— WHAT YOU WILL DO —
Locate every line below that contains the word "Screening" and copy it.
======== GIVEN DATA ========
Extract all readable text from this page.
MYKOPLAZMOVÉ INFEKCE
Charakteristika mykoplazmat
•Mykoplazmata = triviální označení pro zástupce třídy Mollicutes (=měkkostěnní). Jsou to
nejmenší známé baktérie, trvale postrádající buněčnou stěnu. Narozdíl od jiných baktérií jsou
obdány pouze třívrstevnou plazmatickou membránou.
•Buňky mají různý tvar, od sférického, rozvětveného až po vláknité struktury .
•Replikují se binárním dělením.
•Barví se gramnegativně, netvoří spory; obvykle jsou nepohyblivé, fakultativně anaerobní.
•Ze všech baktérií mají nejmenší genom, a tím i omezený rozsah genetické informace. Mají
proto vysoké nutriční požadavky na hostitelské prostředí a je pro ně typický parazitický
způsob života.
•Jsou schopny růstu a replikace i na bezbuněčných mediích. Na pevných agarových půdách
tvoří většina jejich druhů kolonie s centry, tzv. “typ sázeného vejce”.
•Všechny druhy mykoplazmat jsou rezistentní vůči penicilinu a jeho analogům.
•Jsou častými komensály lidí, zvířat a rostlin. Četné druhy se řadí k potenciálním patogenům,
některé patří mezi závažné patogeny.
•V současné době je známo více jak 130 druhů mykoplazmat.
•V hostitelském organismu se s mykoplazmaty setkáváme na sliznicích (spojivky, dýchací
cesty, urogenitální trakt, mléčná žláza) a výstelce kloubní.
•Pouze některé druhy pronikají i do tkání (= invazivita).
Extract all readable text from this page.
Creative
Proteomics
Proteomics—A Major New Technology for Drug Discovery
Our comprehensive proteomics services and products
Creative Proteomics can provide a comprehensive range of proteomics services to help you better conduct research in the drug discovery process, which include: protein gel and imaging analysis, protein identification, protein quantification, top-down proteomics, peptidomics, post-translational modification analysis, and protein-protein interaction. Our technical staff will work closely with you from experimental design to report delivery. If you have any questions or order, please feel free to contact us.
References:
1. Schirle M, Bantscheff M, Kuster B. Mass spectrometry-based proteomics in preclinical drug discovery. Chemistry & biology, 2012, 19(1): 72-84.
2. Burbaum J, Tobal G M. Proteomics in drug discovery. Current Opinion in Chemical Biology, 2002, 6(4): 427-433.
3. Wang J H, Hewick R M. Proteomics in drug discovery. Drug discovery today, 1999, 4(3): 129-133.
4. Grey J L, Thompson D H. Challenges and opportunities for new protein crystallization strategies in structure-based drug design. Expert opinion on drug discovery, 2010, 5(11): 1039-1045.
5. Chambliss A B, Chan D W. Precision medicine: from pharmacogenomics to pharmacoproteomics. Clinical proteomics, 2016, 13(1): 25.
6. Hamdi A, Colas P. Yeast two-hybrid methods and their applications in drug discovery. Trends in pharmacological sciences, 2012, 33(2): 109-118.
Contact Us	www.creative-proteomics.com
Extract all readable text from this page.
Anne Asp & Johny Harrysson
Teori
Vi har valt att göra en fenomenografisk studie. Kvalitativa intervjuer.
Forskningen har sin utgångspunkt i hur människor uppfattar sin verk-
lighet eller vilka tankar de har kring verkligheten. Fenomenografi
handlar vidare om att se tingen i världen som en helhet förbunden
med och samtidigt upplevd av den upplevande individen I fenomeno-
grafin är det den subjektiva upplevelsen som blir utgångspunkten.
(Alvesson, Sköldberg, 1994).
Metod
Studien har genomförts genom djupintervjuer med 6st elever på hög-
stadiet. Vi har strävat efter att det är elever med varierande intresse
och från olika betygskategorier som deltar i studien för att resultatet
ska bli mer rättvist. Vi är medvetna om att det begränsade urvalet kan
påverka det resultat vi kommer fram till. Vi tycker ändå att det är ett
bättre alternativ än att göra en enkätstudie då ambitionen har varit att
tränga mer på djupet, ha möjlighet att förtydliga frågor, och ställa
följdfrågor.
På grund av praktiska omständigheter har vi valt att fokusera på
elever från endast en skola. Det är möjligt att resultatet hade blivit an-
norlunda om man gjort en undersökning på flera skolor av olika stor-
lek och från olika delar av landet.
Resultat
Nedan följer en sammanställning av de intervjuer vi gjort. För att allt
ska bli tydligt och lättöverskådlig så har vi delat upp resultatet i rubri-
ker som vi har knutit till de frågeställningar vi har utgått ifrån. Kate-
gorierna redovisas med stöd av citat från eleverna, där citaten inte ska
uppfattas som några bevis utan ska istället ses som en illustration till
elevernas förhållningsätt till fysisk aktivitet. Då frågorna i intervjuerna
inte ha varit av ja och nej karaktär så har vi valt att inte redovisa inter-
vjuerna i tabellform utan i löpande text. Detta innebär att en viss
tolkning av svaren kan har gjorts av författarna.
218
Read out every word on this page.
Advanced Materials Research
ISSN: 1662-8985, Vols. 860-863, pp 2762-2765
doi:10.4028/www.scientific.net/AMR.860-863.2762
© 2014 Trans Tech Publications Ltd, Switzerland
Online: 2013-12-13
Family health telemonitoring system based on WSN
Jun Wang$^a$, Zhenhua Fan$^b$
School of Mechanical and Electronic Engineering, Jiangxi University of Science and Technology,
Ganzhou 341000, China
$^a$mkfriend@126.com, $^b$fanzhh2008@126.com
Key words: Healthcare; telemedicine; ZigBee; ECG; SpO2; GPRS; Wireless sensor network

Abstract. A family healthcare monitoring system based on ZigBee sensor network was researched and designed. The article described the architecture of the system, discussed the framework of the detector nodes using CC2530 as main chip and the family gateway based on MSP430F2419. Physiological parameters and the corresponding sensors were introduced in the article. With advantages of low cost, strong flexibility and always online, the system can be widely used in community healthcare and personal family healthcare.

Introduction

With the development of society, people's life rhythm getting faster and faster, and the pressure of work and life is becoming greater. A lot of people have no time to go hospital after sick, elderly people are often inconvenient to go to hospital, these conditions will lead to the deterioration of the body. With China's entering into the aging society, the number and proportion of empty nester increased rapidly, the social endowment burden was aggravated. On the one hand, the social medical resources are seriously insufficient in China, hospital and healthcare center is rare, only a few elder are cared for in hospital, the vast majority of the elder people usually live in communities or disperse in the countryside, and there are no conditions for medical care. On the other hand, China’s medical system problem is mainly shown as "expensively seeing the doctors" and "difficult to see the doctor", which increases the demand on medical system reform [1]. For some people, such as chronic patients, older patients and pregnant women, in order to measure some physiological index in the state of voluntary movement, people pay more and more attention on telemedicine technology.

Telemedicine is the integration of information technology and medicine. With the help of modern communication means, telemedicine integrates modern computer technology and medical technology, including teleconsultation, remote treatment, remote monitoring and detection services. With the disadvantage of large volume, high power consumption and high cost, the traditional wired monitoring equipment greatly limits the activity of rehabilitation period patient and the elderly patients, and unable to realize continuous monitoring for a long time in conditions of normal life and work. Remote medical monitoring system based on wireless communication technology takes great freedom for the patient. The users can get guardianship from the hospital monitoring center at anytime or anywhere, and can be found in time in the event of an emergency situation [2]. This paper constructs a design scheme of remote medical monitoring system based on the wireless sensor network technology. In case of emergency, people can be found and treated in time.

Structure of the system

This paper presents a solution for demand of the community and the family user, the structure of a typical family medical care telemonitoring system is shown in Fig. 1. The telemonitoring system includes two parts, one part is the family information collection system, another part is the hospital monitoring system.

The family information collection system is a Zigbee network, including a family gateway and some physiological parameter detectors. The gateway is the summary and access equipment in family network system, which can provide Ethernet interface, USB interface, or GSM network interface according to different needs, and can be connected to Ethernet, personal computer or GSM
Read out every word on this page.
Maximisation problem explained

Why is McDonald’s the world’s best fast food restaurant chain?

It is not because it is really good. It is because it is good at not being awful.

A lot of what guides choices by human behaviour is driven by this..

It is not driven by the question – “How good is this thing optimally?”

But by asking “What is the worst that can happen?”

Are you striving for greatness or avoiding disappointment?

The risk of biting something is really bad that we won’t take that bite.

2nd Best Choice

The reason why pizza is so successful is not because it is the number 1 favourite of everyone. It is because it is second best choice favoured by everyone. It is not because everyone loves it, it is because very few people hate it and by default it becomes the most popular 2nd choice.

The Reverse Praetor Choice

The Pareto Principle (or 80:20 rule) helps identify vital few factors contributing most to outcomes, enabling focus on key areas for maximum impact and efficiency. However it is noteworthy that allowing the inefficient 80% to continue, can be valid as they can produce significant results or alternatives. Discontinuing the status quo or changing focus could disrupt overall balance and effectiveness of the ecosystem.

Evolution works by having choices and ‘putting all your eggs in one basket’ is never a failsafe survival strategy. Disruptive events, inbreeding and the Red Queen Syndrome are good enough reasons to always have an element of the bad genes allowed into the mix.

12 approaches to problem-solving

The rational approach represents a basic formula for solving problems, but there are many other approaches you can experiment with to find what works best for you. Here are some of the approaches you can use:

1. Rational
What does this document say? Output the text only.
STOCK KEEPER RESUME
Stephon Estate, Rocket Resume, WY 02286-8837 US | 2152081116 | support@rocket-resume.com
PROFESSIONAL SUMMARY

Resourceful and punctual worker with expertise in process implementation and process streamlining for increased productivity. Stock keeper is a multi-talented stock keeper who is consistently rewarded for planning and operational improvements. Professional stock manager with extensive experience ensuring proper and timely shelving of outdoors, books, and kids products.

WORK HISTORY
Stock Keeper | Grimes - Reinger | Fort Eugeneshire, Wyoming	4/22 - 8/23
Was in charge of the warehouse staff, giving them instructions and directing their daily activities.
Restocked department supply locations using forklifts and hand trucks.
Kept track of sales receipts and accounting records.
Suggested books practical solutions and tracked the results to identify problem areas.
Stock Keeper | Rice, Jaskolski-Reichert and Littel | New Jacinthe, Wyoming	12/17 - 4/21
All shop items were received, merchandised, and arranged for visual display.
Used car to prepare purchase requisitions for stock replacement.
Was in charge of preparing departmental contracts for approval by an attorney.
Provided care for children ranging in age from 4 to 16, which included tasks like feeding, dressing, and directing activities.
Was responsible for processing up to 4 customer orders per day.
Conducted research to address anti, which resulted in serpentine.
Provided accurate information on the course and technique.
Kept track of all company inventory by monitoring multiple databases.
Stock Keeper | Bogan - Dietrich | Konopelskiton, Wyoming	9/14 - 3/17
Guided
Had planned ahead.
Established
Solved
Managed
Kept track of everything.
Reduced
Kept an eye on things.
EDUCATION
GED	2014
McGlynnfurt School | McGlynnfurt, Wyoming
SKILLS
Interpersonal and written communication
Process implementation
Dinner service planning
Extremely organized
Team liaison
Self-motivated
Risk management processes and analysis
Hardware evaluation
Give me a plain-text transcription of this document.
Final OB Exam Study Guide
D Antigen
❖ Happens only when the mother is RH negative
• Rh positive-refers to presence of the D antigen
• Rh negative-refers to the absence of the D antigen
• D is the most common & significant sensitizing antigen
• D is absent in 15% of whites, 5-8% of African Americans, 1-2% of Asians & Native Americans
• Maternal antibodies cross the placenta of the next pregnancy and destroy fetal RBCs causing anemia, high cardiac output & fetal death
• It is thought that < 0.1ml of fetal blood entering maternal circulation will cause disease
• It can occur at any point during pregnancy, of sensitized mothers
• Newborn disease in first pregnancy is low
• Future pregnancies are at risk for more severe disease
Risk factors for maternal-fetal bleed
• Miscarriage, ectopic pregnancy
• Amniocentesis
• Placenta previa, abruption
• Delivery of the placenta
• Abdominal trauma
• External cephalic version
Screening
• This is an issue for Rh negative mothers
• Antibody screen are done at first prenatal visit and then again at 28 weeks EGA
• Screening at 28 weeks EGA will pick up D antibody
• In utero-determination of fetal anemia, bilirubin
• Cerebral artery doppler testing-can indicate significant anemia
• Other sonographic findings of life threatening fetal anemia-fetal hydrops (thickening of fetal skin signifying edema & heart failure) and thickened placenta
========
— EXERCISE ANSWER —
Screening
• Screening at 28 weeks EGA will pick up D antibody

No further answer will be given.